What this task involves: Extract from the listing each line in which the word "name" appears.

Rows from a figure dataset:
** START **

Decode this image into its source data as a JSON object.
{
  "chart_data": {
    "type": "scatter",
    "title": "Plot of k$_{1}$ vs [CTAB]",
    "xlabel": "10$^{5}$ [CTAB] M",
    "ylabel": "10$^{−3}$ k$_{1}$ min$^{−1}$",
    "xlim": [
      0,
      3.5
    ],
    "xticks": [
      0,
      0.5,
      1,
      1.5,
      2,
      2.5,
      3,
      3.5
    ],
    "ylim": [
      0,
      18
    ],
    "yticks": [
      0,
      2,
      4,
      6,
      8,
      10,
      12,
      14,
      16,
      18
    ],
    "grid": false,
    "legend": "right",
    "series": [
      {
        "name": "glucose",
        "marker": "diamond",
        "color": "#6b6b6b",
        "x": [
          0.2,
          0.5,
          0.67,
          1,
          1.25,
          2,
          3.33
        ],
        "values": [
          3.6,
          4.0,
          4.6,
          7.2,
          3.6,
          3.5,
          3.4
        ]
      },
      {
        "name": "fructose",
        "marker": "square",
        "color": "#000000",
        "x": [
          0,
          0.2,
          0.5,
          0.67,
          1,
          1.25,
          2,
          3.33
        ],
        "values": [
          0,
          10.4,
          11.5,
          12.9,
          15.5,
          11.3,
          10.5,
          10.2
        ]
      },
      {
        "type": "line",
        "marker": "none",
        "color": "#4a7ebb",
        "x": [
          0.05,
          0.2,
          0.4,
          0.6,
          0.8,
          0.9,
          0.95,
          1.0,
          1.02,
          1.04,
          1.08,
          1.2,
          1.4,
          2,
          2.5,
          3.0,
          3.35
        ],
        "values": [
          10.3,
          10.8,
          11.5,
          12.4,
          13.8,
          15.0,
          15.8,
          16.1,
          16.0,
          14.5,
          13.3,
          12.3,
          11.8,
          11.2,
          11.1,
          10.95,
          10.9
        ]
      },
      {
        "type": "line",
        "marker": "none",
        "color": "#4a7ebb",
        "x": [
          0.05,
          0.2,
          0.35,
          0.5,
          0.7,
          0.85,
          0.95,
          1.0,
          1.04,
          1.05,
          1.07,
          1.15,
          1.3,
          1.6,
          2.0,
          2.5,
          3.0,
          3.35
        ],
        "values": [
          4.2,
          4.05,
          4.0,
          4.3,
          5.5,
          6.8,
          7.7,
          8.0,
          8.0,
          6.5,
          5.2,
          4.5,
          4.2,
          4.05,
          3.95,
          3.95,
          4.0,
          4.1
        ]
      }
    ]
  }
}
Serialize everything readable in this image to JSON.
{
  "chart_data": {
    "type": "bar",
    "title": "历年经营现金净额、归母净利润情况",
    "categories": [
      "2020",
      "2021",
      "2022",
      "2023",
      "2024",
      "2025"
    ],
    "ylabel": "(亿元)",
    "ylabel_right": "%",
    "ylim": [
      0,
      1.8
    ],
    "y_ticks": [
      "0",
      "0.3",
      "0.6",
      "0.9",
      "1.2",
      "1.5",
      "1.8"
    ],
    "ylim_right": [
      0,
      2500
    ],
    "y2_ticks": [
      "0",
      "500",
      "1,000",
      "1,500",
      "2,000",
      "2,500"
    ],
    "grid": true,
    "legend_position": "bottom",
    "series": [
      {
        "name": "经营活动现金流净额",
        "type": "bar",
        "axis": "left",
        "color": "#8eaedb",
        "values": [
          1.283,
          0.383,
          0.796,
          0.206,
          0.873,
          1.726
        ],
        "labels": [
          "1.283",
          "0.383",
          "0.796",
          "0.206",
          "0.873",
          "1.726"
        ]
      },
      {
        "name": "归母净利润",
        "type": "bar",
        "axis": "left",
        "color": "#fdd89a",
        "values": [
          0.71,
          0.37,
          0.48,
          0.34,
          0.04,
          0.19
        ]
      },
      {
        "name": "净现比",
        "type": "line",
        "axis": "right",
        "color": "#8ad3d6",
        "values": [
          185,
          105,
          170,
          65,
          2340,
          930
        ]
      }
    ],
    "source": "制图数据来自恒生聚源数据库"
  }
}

** END **

Task response:
        "name": "glucose",
        "name": "fructose",
        "name": "经营活动现金流净额",
        "name": "归母净利润",
        "name": "净现比",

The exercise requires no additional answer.